#### The input

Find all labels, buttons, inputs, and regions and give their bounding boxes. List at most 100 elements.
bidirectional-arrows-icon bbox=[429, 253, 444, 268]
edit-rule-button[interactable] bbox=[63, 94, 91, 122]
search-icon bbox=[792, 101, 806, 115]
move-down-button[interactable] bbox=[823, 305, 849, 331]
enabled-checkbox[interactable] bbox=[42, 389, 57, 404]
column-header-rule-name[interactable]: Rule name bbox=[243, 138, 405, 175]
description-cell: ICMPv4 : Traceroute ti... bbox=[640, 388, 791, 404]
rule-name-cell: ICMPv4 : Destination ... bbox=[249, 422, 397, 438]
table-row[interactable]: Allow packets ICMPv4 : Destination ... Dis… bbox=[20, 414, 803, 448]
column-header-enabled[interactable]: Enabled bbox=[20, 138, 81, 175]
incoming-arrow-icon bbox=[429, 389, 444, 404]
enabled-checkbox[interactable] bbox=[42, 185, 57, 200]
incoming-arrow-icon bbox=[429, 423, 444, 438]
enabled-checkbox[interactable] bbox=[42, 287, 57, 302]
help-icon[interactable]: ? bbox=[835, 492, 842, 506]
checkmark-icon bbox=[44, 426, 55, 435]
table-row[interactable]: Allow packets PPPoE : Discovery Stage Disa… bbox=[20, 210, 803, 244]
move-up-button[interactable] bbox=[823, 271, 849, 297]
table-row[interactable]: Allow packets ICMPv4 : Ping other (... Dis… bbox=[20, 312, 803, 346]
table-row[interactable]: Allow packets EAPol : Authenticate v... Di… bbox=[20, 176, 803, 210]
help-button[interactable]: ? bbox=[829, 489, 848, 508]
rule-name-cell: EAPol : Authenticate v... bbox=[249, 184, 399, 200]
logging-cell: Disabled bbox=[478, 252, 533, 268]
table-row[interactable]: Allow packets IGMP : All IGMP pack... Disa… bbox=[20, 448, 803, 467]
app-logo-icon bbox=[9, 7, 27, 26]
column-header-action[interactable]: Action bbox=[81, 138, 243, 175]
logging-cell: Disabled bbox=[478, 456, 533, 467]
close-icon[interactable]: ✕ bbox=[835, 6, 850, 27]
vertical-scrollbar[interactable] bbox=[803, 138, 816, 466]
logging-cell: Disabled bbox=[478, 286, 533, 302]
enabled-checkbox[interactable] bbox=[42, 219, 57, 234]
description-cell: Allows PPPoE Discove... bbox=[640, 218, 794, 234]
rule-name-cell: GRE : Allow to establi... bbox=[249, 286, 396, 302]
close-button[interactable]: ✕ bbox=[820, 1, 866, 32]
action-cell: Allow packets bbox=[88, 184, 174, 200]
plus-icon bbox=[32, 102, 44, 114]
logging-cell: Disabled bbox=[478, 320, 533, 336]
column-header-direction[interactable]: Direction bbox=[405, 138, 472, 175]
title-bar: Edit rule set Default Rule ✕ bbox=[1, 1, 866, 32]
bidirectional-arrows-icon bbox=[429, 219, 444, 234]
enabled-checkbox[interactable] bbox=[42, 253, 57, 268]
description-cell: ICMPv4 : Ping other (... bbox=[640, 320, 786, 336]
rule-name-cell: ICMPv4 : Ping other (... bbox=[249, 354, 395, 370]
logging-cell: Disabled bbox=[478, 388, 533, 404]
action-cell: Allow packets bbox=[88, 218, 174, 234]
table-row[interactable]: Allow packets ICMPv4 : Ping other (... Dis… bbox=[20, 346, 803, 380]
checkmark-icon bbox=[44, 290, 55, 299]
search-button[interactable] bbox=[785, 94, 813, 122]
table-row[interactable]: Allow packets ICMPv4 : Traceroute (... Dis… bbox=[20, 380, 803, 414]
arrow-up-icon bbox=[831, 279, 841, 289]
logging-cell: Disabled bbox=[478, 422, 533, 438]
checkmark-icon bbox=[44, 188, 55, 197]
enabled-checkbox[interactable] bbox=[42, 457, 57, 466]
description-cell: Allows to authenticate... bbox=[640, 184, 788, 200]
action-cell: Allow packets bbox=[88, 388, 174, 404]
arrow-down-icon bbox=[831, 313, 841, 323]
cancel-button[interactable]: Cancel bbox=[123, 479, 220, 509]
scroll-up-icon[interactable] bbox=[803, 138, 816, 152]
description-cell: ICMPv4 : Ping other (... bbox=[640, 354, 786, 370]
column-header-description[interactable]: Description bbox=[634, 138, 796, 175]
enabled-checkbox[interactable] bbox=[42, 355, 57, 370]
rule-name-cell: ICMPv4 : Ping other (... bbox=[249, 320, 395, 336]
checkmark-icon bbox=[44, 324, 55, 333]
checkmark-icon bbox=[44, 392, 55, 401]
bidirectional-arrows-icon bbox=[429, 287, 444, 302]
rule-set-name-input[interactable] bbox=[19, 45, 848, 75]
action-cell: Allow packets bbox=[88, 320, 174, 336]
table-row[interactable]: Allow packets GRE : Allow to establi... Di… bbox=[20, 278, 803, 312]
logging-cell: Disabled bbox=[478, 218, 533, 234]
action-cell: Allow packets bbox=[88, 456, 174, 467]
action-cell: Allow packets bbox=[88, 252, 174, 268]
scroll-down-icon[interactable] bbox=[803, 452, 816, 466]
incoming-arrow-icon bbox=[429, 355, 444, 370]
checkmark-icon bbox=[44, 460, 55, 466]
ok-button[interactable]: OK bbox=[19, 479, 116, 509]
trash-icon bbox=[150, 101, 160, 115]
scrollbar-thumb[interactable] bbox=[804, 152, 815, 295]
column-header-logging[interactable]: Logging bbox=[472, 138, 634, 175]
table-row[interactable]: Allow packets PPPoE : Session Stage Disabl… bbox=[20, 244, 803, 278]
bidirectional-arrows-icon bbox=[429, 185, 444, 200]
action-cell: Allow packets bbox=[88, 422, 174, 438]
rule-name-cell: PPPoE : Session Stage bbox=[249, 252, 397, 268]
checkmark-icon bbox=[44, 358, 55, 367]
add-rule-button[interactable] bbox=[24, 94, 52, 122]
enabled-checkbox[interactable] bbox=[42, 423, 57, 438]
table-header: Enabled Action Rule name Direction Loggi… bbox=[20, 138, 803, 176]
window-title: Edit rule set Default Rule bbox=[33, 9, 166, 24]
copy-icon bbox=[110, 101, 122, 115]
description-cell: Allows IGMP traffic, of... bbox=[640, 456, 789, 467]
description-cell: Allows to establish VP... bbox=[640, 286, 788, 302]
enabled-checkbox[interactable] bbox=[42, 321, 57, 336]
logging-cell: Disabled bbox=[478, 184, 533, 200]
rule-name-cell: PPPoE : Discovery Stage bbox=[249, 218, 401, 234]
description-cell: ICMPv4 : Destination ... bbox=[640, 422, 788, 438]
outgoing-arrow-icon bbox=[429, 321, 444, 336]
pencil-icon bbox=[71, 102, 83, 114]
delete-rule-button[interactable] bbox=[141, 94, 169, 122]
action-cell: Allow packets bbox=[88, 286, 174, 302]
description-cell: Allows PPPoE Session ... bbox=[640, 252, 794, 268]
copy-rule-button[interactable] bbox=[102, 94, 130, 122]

########

*Goal of the exercise*. Can you retype the stretch of the data from its very start through the line containing "search-icon bbox=[792, 101, 806, 115]", both ends included, character for character?

*Response*.
Find all labels, buttons, inputs, and regions and give their bounding boxes. List at most 100 elements.
bidirectional-arrows-icon bbox=[429, 253, 444, 268]
edit-rule-button[interactable] bbox=[63, 94, 91, 122]
search-icon bbox=[792, 101, 806, 115]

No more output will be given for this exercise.